(Collected data entries)
----------------

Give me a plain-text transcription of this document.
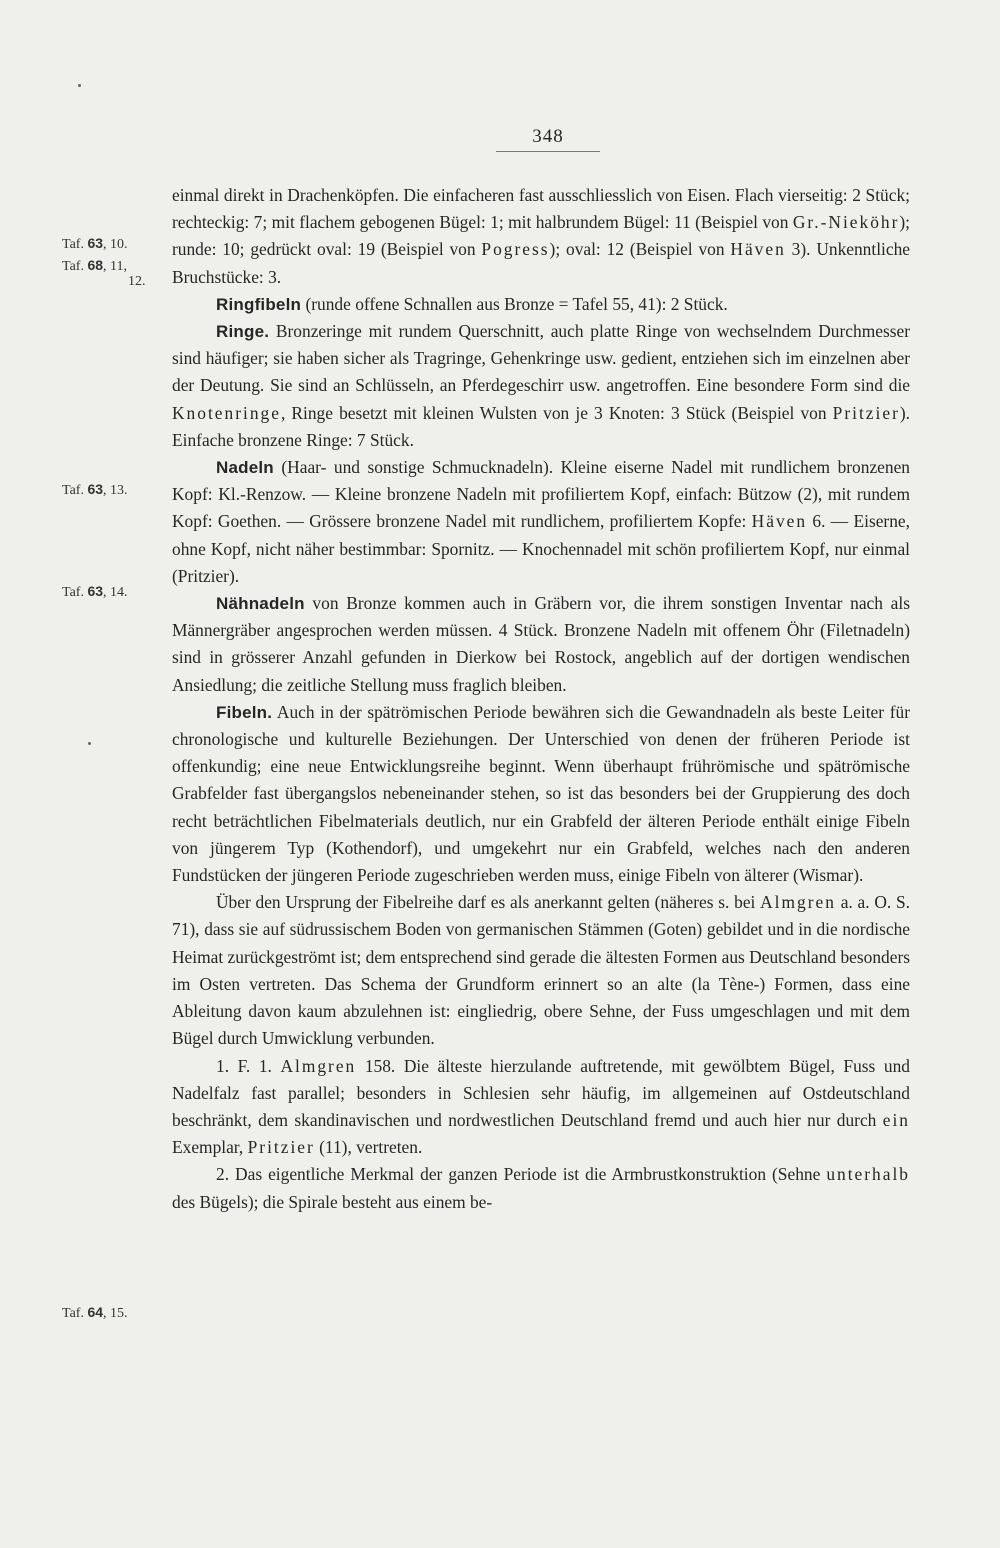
348
Taf. 63, 10.
Taf. 68, 11,
12.
Taf. 63, 13.
Taf. 63, 14.
Taf. 64, 15.

einmal direkt in Drachenköpfen. Die einfacheren fast ausschliesslich von Eisen. Flach vierseitig: 2 Stück; rechteckig: 7; mit flachem gebogenen Bügel: 1; mit halbrundem Bügel: 11 (Beispiel von Gr.-Nieköhr); runde: 10; gedrückt oval: 19 (Beispiel von Pogress); oval: 12 (Beispiel von Häven 3). Unkenntliche Bruchstücke: 3.

Ringfibeln (runde offene Schnallen aus Bronze = Tafel 55, 41): 2 Stück.

Ringe. Bronzeringe mit rundem Querschnitt, auch platte Ringe von wechselndem Durchmesser sind häufiger; sie haben sicher als Tragringe, Gehenkringe usw. gedient, entziehen sich im einzelnen aber der Deutung. Sie sind an Schlüsseln, an Pferdegeschirr usw. angetroffen. Eine besondere Form sind die Knotenringe, Ringe besetzt mit kleinen Wulsten von je 3 Knoten: 3 Stück (Beispiel von Pritzier). Einfache bronzene Ringe: 7 Stück.

Nadeln (Haar- und sonstige Schmucknadeln). Kleine eiserne Nadel mit rundlichem bronzenen Kopf: Kl.-Renzow. — Kleine bronzene Nadeln mit profiliertem Kopf, einfach: Bützow (2), mit rundem Kopf: Goethen. — Grössere bronzene Nadel mit rundlichem, profiliertem Kopfe: Häven 6. — Eiserne, ohne Kopf, nicht näher bestimmbar: Spornitz. — Knochennadel mit schön profiliertem Kopf, nur einmal (Pritzier).

Nähnadeln von Bronze kommen auch in Gräbern vor, die ihrem sonstigen Inventar nach als Männergräber angesprochen werden müssen. 4 Stück. Bronzene Nadeln mit offenem Öhr (Filetnadeln) sind in grösserer Anzahl gefunden in Dierkow bei Rostock, angeblich auf der dortigen wendischen Ansiedlung; die zeitliche Stellung muss fraglich bleiben.

Fibeln. Auch in der spätrömischen Periode bewähren sich die Gewandnadeln als beste Leiter für chronologische und kulturelle Beziehungen. Der Unterschied von denen der früheren Periode ist offenkundig; eine neue Entwicklungsreihe beginnt. Wenn überhaupt frührömische und spätrömische Grabfelder fast übergangslos nebeneinander stehen, so ist das besonders bei der Gruppierung des doch recht beträchtlichen Fibelmaterials deutlich, nur ein Grabfeld der älteren Periode enthält einige Fibeln von jüngerem Typ (Kothendorf), und umgekehrt nur ein Grabfeld, welches nach den anderen Fundstücken der jüngeren Periode zugeschrieben werden muss, einige Fibeln von älterer (Wismar).

Über den Ursprung der Fibelreihe darf es als anerkannt gelten (näheres s. bei Almgren a. a. O. S. 71), dass sie auf südrussischem Boden von germanischen Stämmen (Goten) gebildet und in die nordische Heimat zurückgeströmt ist; dem entsprechend sind gerade die ältesten Formen aus Deutschland besonders im Osten vertreten. Das Schema der Grundform erinnert so an alte (la Tène-) Formen, dass eine Ableitung davon kaum abzulehnen ist: eingliedrig, obere Sehne, der Fuss umgeschlagen und mit dem Bügel durch Umwicklung verbunden.

1. F. 1. Almgren 158. Die älteste hierzulande auftretende, mit gewölbtem Bügel, Fuss und Nadelfalz fast parallel; besonders in Schlesien sehr häufig, im allgemeinen auf Ostdeutschland beschränkt, dem skandinavischen und nordwestlichen Deutschland fremd und auch hier nur durch ein Exemplar, Pritzier (11), vertreten.

2. Das eigentliche Merkmal der ganzen Periode ist die Armbrustkonstruktion (Sehne unterhalb des Bügels); die Spirale besteht aus einem be-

----------------

## Stated goal:
Your task is to repeat the data above exactly while excluding the pictures.

## Exercise result:
Give me a plain-text transcription of this document.
348
Taf. 63, 10.
Taf. 68, 11,
12.
Taf. 63, 13.
Taf. 63, 14.
Taf. 64, 15.

einmal direkt in Drachenköpfen. Die einfacheren fast ausschliesslich von Eisen. Flach vierseitig: 2 Stück; rechteckig: 7; mit flachem gebogenen Bügel: 1; mit halbrundem Bügel: 11 (Beispiel von Gr.-Nieköhr); runde: 10; gedrückt oval: 19 (Beispiel von Pogress); oval: 12 (Beispiel von Häven 3). Unkenntliche Bruchstücke: 3.

Ringfibeln (runde offene Schnallen aus Bronze = Tafel 55, 41): 2 Stück.

Ringe. Bronzeringe mit rundem Querschnitt, auch platte Ringe von wechselndem Durchmesser sind häufiger; sie haben sicher als Tragringe, Gehenkringe usw. gedient, entziehen sich im einzelnen aber der Deutung. Sie sind an Schlüsseln, an Pferdegeschirr usw. angetroffen. Eine besondere Form sind die Knotenringe, Ringe besetzt mit kleinen Wulsten von je 3 Knoten: 3 Stück (Beispiel von Pritzier). Einfache bronzene Ringe: 7 Stück.

Nadeln (Haar- und sonstige Schmucknadeln). Kleine eiserne Nadel mit rundlichem bronzenen Kopf: Kl.-Renzow. — Kleine bronzene Nadeln mit profiliertem Kopf, einfach: Bützow (2), mit rundem Kopf: Goethen. — Grössere bronzene Nadel mit rundlichem, profiliertem Kopfe: Häven 6. — Eiserne, ohne Kopf, nicht näher bestimmbar: Spornitz. — Knochennadel mit schön profiliertem Kopf, nur einmal (Pritzier).

Nähnadeln von Bronze kommen auch in Gräbern vor, die ihrem sonstigen Inventar nach als Männergräber angesprochen werden müssen. 4 Stück. Bronzene Nadeln mit offenem Öhr (Filetnadeln) sind in grösserer Anzahl gefunden in Dierkow bei Rostock, angeblich auf der dortigen wendischen Ansiedlung; die zeitliche Stellung muss fraglich bleiben.

Fibeln. Auch in der spätrömischen Periode bewähren sich die Gewandnadeln als beste Leiter für chronologische und kulturelle Beziehungen. Der Unterschied von denen der früheren Periode ist offenkundig; eine neue Entwicklungsreihe beginnt. Wenn überhaupt frührömische und spätrömische Grabfelder fast übergangslos nebeneinander stehen, so ist das besonders bei der Gruppierung des doch recht beträchtlichen Fibelmaterials deutlich, nur ein Grabfeld der älteren Periode enthält einige Fibeln von jüngerem Typ (Kothendorf), und umgekehrt nur ein Grabfeld, welches nach den anderen Fundstücken der jüngeren Periode zugeschrieben werden muss, einige Fibeln von älterer (Wismar).

Über den Ursprung der Fibelreihe darf es als anerkannt gelten (näheres s. bei Almgren a. a. O. S. 71), dass sie auf südrussischem Boden von germanischen Stämmen (Goten) gebildet und in die nordische Heimat zurückgeströmt ist; dem entsprechend sind gerade die ältesten Formen aus Deutschland besonders im Osten vertreten. Das Schema der Grundform erinnert so an alte (la Tène-) Formen, dass eine Ableitung davon kaum abzulehnen ist: eingliedrig, obere Sehne, der Fuss umgeschlagen und mit dem Bügel durch Umwicklung verbunden.

1. F. 1. Almgren 158. Die älteste hierzulande auftretende, mit gewölbtem Bügel, Fuss und Nadelfalz fast parallel; besonders in Schlesien sehr häufig, im allgemeinen auf Ostdeutschland beschränkt, dem skandinavischen und nordwestlichen Deutschland fremd und auch hier nur durch ein Exemplar, Pritzier (11), vertreten.

2. Das eigentliche Merkmal der ganzen Periode ist die Armbrustkonstruktion (Sehne unterhalb des Bügels); die Spirale besteht aus einem be-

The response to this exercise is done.